> **Goal of the exercise**
Omit all images. Write out the rest of the material exactly.

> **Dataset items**
►

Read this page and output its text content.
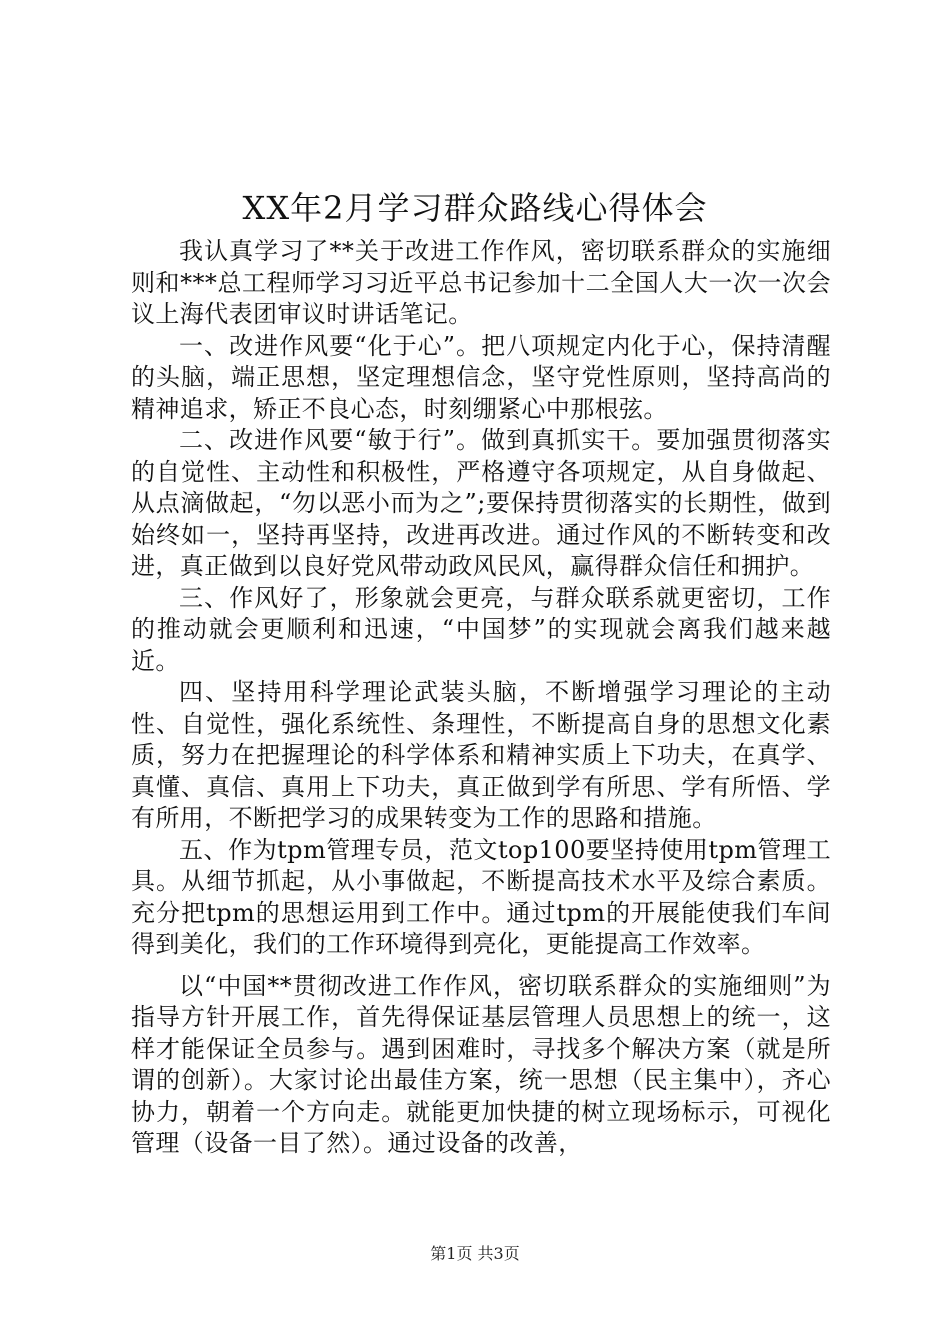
XX年2月学习群众路线心得体会

我认真学习了**关于改进工作作风，密切联系群众的实施细则和***总工程师学习习近平总书记参加十二全国人大一次一次会议上海代表团审议时讲话笔记。

一、改进作风要“化于心”。把八项规定内化于心，保持清醒的头脑，端正思想，坚定理想信念，坚守党性原则，坚持高尚的精神追求，矫正不良心态，时刻绷紧心中那根弦。

二、改进作风要“敏于行”。做到真抓实干。要加强贯彻落实的自觉性、主动性和积极性，严格遵守各项规定，从自身做起、从点滴做起，“勿以恶小而为之”;要保持贯彻落实的长期性，做到始终如一，坚持再坚持，改进再改进。通过作风的不断转变和改进，真正做到以良好党风带动政风民风，赢得群众信任和拥护。

三、作风好了，形象就会更亮，与群众联系就更密切，工作的推动就会更顺利和迅速，“中国梦”的实现就会离我们越来越近。

四、坚持用科学理论武装头脑，不断增强学习理论的主动性、自觉性，强化系统性、条理性，不断提高自身的思想文化素质，努力在把握理论的科学体系和精神实质上下功夫，在真学、真懂、真信、真用上下功夫，真正做到学有所思、学有所悟、学有所用，不断把学习的成果转变为工作的思路和措施。

五、作为tpm管理专员，范文top100要坚持使用tpm管理工具。从细节抓起，从小事做起，不断提高技术水平及综合素质。充分把tpm的思想运用到工作中。通过tpm的开展能使我们车间得到美化，我们的工作环境得到亮化，更能提高工作效率。

以“中国**贯彻改进工作作风，密切联系群众的实施细则”为指导方针开展工作，首先得保证基层管理人员思想上的统一，这样才能保证全员参与。遇到困难时，寻找多个解决方案（就是所谓的创新）。大家讨论出最佳方案，统一思想（民主集中），齐心协力，朝着一个方向走。就能更加快捷的树立现场标示，可视化管理（设备一目了然）。通过设备的改善，

第1页 共3页
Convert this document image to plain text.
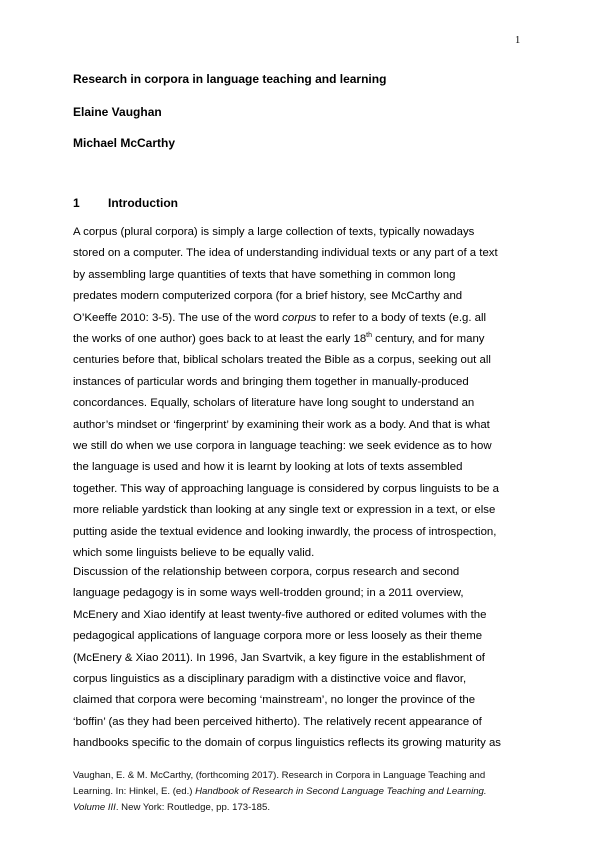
1
Research in corpora in language teaching and learning
Elaine Vaughan
Michael McCarthy
1 Introduction
A corpus (plural corpora) is simply a large collection of texts, typically nowadays
stored on a computer. The idea of understanding individual texts or any part of a text
by assembling large quantities of texts that have something in common long
predates modern computerized corpora (for a brief history, see McCarthy and
O’Keeffe 2010: 3-5). The use of the word corpus to refer to a body of texts (e.g. all
the works of one author) goes back to at least the early 18th century, and for many
centuries before that, biblical scholars treated the Bible as a corpus, seeking out all
instances of particular words and bringing them together in manually-produced
concordances. Equally, scholars of literature have long sought to understand an
author’s mindset or ‘fingerprint’ by examining their work as a body. And that is what
we still do when we use corpora in language teaching: we seek evidence as to how
the language is used and how it is learnt by looking at lots of texts assembled
together. This way of approaching language is considered by corpus linguists to be a
more reliable yardstick than looking at any single text or expression in a text, or else
putting aside the textual evidence and looking inwardly, the process of introspection,
which some linguists believe to be equally valid.
Discussion of the relationship between corpora, corpus research and second
language pedagogy is in some ways well-trodden ground; in a 2011 overview,
McEnery and Xiao identify at least twenty-five authored or edited volumes with the
pedagogical applications of language corpora more or less loosely as their theme
(McEnery & Xiao 2011). In 1996, Jan Svartvik, a key figure in the establishment of
corpus linguistics as a disciplinary paradigm with a distinctive voice and flavor,
claimed that corpora were becoming ‘mainstream’, no longer the province of the
‘boffin’ (as they had been perceived hitherto). The relatively recent appearance of
handbooks specific to the domain of corpus linguistics reflects its growing maturity as
Vaughan, E. & M. McCarthy, (forthcoming 2017). Research in Corpora in Language Teaching and
Learning. In: Hinkel, E. (ed.) Handbook of Research in Second Language Teaching and Learning.
Volume III. New York: Routledge, pp. 173-185.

◄

> **Answer to this exercise**
Read this page and output its text content.
XX年2月学习群众路线心得体会

我认真学习了**关于改进工作作风，密切联系群众的实施细则和***总工程师学习习近平总书记参加十二全国人大一次一次会议上海代表团审议时讲话笔记。

一、改进作风要“化于心”。把八项规定内化于心，保持清醒的头脑，端正思想，坚定理想信念，坚守党性原则，坚持高尚的精神追求，矫正不良心态，时刻绷紧心中那根弦。

二、改进作风要“敏于行”。做到真抓实干。要加强贯彻落实的自觉性、主动性和积极性，严格遵守各项规定，从自身做起、从点滴做起，“勿以恶小而为之”;要保持贯彻落实的长期性，做到始终如一，坚持再坚持，改进再改进。通过作风的不断转变和改进，真正做到以良好党风带动政风民风，赢得群众信任和拥护。

三、作风好了，形象就会更亮，与群众联系就更密切，工作的推动就会更顺利和迅速，“中国梦”的实现就会离我们越来越近。

四、坚持用科学理论武装头脑，不断增强学习理论的主动性、自觉性，强化系统性、条理性，不断提高自身的思想文化素质，努力在把握理论的科学体系和精神实质上下功夫，在真学、真懂、真信、真用上下功夫，真正做到学有所思、学有所悟、学有所用，不断把学习的成果转变为工作的思路和措施。

五、作为tpm管理专员，范文top100要坚持使用tpm管理工具。从细节抓起，从小事做起，不断提高技术水平及综合素质。充分把tpm的思想运用到工作中。通过tpm的开展能使我们车间得到美化，我们的工作环境得到亮化，更能提高工作效率。

以“中国**贯彻改进工作作风，密切联系群众的实施细则”为指导方针开展工作，首先得保证基层管理人员思想上的统一，这样才能保证全员参与。遇到困难时，寻找多个解决方案（就是所谓的创新）。大家讨论出最佳方案，统一思想（民主集中），齐心协力，朝着一个方向走。就能更加快捷的树立现场标示，可视化管理（设备一目了然）。通过设备的改善，

第1页 共3页
Convert this document image to plain text.
1
Research in corpora in language teaching and learning
Elaine Vaughan
Michael McCarthy
1 Introduction
A corpus (plural corpora) is simply a large collection of texts, typically nowadays
stored on a computer. The idea of understanding individual texts or any part of a text
by assembling large quantities of texts that have something in common long
predates modern computerized corpora (for a brief history, see McCarthy and
O’Keeffe 2010: 3-5). The use of the word corpus to refer to a body of texts (e.g. all
the works of one author) goes back to at least the early 18th century, and for many
centuries before that, biblical scholars treated the Bible as a corpus, seeking out all
instances of particular words and bringing them together in manually-produced
concordances. Equally, scholars of literature have long sought to understand an
author’s mindset or ‘fingerprint’ by examining their work as a body. And that is what
we still do when we use corpora in language teaching: we seek evidence as to how
the language is used and how it is learnt by looking at lots of texts assembled
together. This way of approaching language is considered by corpus linguists to be a
more reliable yardstick than looking at any single text or expression in a text, or else
putting aside the textual evidence and looking inwardly, the process of introspection,
which some linguists believe to be equally valid.
Discussion of the relationship between corpora, corpus research and second
language pedagogy is in some ways well-trodden ground; in a 2011 overview,
McEnery and Xiao identify at least twenty-five authored or edited volumes with the
pedagogical applications of language corpora more or less loosely as their theme
(McEnery & Xiao 2011). In 1996, Jan Svartvik, a key figure in the establishment of
corpus linguistics as a disciplinary paradigm with a distinctive voice and flavor,
claimed that corpora were becoming ‘mainstream’, no longer the province of the
‘boffin’ (as they had been perceived hitherto). The relatively recent appearance of
handbooks specific to the domain of corpus linguistics reflects its growing maturity as
Vaughan, E. & M. McCarthy, (forthcoming 2017). Research in Corpora in Language Teaching and
Learning. In: Hinkel, E. (ed.) Handbook of Research in Second Language Teaching and Learning.
Volume III. New York: Routledge, pp. 173-185.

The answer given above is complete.